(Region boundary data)
^^^^
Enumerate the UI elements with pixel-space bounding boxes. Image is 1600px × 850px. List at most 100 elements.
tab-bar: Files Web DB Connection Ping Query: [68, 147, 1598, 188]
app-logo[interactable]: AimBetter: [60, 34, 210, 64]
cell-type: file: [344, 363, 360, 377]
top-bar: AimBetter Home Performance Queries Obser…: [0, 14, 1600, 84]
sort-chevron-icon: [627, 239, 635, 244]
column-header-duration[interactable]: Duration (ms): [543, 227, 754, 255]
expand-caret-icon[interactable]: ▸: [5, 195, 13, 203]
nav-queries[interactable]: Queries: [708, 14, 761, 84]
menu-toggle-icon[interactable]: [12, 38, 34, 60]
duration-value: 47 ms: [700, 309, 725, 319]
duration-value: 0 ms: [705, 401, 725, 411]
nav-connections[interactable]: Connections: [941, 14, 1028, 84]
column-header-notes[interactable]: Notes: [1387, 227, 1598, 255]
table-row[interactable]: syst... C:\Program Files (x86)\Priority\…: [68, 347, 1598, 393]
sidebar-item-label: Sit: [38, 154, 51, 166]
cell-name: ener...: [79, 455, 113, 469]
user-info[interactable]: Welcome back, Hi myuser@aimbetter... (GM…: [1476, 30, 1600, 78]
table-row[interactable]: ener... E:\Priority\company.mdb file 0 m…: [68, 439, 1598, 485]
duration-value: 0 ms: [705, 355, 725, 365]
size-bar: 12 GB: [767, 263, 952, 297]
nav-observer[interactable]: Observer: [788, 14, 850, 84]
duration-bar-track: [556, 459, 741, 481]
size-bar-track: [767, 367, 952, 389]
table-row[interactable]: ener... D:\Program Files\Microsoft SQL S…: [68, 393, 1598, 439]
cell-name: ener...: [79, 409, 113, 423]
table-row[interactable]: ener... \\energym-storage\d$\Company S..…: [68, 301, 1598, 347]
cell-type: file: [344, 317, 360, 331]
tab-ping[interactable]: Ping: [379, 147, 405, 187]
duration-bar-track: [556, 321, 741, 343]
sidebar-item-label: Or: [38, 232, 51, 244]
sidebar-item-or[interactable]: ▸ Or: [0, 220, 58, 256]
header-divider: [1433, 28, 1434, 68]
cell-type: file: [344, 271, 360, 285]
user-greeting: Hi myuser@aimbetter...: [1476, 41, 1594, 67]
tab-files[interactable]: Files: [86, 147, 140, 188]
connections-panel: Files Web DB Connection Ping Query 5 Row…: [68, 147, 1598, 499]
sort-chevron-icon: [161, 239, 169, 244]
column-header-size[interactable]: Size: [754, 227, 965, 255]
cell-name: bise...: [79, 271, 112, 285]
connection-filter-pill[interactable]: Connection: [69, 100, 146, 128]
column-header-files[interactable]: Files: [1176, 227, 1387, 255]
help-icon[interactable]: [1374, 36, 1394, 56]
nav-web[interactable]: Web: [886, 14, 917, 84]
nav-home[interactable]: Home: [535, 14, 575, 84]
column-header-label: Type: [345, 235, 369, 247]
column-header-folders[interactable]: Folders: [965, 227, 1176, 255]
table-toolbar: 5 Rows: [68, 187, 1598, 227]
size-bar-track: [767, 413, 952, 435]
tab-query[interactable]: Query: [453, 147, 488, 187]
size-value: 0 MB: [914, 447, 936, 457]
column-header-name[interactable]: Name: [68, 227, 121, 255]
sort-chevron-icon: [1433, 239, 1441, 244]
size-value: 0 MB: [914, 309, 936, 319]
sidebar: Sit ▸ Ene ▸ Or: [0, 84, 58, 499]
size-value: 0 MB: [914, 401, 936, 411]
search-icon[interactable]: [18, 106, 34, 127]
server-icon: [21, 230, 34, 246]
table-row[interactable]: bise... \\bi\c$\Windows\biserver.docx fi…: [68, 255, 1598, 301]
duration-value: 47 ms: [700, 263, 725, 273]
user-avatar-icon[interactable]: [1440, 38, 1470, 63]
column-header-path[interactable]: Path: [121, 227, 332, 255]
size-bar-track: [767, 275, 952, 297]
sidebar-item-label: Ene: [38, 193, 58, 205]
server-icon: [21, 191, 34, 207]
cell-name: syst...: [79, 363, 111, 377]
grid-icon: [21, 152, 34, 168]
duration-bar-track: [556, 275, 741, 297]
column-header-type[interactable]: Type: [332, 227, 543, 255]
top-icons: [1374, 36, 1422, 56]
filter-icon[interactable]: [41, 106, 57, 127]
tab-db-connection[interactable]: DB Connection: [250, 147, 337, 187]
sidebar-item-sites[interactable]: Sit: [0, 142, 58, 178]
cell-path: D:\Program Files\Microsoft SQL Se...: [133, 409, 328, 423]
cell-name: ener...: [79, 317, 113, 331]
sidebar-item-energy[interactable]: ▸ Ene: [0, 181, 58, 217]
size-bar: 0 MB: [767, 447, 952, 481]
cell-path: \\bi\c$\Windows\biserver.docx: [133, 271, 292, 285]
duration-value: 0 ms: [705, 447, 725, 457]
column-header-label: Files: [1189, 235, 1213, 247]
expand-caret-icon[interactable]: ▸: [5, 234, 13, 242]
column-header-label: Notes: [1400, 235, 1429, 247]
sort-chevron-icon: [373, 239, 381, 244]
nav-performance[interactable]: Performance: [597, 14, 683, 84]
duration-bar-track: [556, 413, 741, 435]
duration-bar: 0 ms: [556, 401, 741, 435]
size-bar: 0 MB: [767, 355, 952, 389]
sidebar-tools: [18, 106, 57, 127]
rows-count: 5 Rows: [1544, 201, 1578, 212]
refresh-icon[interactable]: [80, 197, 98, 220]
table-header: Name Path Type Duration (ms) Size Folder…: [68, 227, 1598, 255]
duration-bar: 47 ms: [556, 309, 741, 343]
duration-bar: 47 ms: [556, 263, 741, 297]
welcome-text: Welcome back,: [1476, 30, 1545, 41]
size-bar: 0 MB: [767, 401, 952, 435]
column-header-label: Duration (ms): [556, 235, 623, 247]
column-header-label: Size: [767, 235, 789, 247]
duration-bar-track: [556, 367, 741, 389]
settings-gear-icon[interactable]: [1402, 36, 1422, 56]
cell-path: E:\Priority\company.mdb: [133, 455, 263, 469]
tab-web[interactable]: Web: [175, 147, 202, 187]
^^^^
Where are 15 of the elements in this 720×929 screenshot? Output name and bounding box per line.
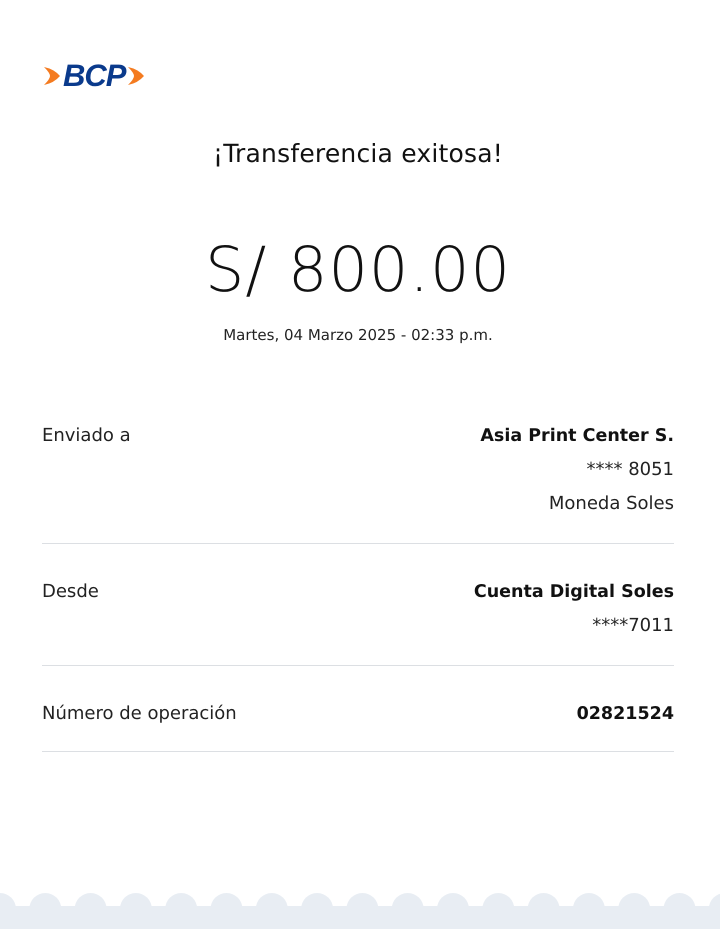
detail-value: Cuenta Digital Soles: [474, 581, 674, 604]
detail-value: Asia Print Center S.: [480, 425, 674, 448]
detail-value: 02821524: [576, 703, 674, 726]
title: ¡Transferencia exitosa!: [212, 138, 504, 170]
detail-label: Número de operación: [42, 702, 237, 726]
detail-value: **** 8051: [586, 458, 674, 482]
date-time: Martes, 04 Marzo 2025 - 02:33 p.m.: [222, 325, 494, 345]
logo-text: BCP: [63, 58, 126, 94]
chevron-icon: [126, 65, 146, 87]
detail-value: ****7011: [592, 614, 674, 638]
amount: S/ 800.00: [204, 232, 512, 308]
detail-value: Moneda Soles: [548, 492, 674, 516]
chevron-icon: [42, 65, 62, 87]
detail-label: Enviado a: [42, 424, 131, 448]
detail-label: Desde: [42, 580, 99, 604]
^^^^
Request
Reproduce, character for character, the data lines starting at the line that contains "detail-value: Cuenta Digital" and ending at the line that contains "amount: S/ 800.00: [204, 232, 512, 308]", with both of those lines included.

Reply
detail-value: Cuenta Digital Soles: [474, 581, 674, 604]
detail-value: Asia Print Center S.: [480, 425, 674, 448]
detail-value: 02821524: [576, 703, 674, 726]
title: ¡Transferencia exitosa!: [212, 138, 504, 170]
detail-label: Número de operación: [42, 702, 237, 726]
detail-value: **** 8051: [586, 458, 674, 482]
date-time: Martes, 04 Marzo 2025 - 02:33 p.m.: [222, 325, 494, 345]
logo-text: BCP: [63, 58, 126, 94]
chevron-icon: [126, 65, 146, 87]
detail-value: ****7011: [592, 614, 674, 638]
amount: S/ 800.00: [204, 232, 512, 308]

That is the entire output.